_Required work_
Your task is to copy every line of the records below that contains "ICON".

————————

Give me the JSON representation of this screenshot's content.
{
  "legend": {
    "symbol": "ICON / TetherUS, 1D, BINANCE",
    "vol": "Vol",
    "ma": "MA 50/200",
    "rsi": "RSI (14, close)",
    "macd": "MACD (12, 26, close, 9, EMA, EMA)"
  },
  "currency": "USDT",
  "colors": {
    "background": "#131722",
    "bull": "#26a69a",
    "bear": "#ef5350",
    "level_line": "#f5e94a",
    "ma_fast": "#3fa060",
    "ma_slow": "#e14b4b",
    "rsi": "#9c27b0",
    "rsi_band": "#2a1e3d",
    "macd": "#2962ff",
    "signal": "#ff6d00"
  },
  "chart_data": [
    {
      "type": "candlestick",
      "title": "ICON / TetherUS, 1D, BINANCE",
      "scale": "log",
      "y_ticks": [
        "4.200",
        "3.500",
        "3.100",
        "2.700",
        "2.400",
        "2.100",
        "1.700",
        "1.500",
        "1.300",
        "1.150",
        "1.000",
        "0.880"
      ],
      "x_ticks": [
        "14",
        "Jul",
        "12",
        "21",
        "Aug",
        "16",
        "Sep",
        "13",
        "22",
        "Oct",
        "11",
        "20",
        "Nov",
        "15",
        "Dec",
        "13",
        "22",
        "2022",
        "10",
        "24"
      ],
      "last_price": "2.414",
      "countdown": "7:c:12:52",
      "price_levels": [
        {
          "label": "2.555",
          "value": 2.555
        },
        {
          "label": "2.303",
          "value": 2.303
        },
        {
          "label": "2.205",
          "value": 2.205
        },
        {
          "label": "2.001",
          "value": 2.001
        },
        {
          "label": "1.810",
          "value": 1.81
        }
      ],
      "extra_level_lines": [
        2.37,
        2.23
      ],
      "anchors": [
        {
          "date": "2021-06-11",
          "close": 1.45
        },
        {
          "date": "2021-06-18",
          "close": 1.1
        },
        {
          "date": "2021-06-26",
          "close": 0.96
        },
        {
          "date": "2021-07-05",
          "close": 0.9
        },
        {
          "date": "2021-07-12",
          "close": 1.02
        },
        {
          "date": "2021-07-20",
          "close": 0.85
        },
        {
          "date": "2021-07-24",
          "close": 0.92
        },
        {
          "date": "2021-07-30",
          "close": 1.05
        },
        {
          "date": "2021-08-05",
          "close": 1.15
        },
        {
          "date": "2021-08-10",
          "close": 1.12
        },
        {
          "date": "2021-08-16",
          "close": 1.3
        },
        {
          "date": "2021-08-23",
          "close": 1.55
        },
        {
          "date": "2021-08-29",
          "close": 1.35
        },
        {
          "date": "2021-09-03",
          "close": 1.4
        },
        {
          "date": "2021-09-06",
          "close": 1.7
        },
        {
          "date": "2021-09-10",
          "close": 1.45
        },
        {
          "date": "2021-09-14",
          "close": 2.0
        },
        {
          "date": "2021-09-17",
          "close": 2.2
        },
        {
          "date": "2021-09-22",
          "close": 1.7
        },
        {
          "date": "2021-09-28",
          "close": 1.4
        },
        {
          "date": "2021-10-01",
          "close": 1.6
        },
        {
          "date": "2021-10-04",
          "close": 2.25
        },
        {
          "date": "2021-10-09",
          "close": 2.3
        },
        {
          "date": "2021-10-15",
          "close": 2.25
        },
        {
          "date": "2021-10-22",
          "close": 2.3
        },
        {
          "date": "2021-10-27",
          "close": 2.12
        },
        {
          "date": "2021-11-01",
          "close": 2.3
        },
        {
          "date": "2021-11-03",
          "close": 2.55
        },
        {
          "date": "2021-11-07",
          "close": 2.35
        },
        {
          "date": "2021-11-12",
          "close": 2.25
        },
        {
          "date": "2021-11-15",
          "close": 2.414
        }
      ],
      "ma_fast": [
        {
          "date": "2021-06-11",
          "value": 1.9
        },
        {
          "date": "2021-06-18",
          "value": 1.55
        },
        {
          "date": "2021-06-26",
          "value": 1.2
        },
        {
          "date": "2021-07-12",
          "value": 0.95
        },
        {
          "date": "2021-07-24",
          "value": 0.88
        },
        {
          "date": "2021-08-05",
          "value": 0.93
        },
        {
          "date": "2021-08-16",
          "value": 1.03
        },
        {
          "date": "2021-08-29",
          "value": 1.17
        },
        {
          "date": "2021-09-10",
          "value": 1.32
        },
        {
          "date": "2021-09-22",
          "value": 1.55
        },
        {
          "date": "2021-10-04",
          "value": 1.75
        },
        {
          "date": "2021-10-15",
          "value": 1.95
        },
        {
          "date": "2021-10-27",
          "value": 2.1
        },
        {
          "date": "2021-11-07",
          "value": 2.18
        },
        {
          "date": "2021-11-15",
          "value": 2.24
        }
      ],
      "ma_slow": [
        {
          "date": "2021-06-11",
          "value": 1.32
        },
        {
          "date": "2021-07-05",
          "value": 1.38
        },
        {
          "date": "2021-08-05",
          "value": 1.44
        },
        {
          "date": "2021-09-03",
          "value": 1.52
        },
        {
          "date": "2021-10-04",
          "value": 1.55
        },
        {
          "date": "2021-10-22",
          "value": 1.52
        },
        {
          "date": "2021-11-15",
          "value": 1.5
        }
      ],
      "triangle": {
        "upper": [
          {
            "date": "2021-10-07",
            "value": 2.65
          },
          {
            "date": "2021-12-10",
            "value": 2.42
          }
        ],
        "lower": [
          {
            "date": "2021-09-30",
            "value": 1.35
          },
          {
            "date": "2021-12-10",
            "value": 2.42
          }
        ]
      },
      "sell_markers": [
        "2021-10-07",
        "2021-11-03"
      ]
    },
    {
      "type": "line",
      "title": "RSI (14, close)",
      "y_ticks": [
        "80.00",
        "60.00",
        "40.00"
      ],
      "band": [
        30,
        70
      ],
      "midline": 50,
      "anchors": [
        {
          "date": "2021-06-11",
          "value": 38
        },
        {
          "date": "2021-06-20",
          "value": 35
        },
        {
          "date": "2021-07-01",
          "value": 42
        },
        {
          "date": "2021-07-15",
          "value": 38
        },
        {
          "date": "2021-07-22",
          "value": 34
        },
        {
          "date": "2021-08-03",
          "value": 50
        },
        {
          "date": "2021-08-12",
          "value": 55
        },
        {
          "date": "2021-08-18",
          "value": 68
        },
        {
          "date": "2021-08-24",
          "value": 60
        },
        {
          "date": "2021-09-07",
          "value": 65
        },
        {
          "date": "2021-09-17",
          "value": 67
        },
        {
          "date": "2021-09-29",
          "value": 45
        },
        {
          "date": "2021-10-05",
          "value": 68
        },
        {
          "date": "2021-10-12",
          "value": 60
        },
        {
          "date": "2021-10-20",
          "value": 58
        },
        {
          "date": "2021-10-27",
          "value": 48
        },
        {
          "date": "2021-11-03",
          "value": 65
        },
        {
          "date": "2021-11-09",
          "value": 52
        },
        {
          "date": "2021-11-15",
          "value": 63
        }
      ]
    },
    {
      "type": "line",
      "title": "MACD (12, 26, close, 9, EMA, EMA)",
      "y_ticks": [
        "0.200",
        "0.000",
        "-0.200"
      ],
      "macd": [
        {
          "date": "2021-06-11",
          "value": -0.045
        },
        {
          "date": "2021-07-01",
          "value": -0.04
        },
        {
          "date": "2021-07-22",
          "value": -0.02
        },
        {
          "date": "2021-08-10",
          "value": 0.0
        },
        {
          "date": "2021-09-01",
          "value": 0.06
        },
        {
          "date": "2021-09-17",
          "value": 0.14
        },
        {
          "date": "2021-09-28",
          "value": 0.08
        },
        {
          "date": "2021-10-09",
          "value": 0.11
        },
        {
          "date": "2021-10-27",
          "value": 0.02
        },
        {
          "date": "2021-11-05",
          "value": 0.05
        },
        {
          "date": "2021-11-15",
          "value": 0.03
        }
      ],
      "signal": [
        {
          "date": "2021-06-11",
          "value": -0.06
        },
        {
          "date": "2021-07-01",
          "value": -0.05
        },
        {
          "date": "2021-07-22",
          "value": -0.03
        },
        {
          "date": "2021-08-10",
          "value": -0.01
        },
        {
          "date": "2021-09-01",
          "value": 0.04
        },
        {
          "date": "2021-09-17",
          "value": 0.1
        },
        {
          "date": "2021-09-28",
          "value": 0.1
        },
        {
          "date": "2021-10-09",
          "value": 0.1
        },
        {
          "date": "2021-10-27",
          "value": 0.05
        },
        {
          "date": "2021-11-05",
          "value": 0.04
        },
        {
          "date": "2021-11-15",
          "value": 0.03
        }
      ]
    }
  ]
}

————————

_Answer for this exercise_
    "symbol": "ICON / TetherUS, 1D, BINANCE",
      "title": "ICON / TetherUS, 1D, BINANCE",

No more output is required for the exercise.